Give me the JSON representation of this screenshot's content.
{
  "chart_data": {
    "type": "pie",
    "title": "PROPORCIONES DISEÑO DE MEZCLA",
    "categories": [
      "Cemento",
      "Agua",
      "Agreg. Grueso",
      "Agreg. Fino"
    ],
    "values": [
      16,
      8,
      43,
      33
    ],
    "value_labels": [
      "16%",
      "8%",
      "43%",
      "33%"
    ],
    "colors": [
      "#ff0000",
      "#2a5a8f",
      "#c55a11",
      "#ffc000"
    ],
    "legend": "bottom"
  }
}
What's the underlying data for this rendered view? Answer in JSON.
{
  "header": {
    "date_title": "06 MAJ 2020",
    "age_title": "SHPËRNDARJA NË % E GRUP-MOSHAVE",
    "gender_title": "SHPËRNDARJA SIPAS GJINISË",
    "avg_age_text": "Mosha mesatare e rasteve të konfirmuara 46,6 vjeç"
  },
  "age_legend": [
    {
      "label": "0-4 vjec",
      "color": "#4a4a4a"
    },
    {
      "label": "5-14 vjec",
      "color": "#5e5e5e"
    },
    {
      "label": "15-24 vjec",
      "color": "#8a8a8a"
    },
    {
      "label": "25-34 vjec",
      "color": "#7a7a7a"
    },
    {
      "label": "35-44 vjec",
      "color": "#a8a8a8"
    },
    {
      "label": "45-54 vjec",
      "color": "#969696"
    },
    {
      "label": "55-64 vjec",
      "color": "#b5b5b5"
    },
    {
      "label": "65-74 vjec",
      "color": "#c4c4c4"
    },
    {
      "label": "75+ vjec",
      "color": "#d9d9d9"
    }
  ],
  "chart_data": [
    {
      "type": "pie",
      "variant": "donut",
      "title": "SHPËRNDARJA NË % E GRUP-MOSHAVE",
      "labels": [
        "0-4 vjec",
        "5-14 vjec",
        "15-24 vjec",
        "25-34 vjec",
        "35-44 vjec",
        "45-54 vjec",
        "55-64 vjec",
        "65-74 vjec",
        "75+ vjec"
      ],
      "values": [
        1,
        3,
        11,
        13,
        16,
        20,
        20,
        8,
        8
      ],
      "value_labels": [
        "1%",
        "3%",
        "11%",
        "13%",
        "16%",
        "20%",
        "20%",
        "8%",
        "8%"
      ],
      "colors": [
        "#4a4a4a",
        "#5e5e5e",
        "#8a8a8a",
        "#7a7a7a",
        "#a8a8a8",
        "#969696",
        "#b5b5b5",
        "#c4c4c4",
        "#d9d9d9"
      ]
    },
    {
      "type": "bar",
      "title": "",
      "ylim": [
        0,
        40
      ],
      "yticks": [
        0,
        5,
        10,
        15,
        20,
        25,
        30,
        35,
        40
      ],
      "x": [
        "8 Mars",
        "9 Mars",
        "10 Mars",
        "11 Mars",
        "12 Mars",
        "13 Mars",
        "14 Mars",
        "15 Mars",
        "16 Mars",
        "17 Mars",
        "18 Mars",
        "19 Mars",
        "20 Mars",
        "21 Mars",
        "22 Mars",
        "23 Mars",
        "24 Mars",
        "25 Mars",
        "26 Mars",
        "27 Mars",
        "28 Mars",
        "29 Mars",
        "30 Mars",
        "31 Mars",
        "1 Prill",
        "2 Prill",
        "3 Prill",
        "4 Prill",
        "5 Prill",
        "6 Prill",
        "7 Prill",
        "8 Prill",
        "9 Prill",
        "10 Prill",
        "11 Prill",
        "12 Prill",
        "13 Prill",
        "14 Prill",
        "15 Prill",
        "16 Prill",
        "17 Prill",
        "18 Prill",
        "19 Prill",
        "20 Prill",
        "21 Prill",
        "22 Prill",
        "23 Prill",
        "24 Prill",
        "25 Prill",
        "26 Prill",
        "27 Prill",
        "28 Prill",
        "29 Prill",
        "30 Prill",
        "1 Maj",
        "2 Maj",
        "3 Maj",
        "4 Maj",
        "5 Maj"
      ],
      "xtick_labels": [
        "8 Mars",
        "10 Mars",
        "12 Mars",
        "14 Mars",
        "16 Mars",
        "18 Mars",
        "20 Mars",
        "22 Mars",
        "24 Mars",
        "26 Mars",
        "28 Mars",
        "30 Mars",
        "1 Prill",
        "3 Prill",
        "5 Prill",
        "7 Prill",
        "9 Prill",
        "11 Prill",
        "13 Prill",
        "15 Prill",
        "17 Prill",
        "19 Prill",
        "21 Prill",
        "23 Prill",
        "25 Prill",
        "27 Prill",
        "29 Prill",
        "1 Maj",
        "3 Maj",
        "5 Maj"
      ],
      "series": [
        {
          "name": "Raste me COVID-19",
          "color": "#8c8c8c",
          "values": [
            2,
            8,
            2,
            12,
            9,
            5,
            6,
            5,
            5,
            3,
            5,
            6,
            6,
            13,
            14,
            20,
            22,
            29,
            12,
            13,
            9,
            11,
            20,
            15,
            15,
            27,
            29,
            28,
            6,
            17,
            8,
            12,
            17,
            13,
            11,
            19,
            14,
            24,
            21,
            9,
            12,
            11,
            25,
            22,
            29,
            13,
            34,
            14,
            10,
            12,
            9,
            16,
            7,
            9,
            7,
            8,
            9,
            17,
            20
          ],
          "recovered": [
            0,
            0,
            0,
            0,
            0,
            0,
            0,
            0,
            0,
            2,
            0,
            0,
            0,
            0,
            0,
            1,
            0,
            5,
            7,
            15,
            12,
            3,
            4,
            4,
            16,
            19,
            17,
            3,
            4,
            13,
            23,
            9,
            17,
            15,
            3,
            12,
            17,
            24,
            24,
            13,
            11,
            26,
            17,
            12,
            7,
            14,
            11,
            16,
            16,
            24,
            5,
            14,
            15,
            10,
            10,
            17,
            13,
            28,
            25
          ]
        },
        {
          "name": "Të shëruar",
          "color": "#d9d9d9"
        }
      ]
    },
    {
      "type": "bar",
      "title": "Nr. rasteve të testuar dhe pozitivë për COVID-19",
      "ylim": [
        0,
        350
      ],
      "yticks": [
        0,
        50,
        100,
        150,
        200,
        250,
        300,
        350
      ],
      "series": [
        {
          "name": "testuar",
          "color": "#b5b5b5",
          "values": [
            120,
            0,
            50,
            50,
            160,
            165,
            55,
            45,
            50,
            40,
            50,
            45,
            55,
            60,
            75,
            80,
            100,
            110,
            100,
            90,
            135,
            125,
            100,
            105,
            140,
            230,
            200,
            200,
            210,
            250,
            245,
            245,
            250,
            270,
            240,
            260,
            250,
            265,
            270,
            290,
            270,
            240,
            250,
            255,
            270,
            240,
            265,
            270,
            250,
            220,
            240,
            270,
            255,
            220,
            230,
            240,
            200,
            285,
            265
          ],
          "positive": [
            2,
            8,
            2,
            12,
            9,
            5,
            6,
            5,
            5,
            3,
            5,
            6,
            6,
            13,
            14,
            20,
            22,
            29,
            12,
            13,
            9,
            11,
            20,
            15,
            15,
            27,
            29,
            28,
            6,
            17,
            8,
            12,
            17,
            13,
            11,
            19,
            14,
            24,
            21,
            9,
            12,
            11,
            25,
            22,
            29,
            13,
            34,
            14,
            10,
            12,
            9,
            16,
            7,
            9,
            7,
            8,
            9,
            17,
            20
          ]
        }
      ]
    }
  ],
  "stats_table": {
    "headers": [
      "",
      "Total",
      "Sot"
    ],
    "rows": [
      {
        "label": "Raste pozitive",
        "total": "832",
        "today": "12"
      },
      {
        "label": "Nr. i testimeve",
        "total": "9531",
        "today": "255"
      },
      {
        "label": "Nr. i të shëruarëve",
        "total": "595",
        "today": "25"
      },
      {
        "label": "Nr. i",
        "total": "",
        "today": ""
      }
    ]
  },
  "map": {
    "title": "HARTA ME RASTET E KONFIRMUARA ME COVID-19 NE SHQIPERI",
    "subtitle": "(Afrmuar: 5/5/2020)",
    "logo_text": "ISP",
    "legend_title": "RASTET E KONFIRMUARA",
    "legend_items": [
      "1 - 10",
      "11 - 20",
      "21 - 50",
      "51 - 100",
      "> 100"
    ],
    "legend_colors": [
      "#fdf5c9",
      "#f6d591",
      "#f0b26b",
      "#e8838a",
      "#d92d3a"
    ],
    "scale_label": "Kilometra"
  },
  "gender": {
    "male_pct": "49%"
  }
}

What the exercise asks: Only the number is wanted: how many lines in the entries above contain the string "JSON"?

Problem solution: 2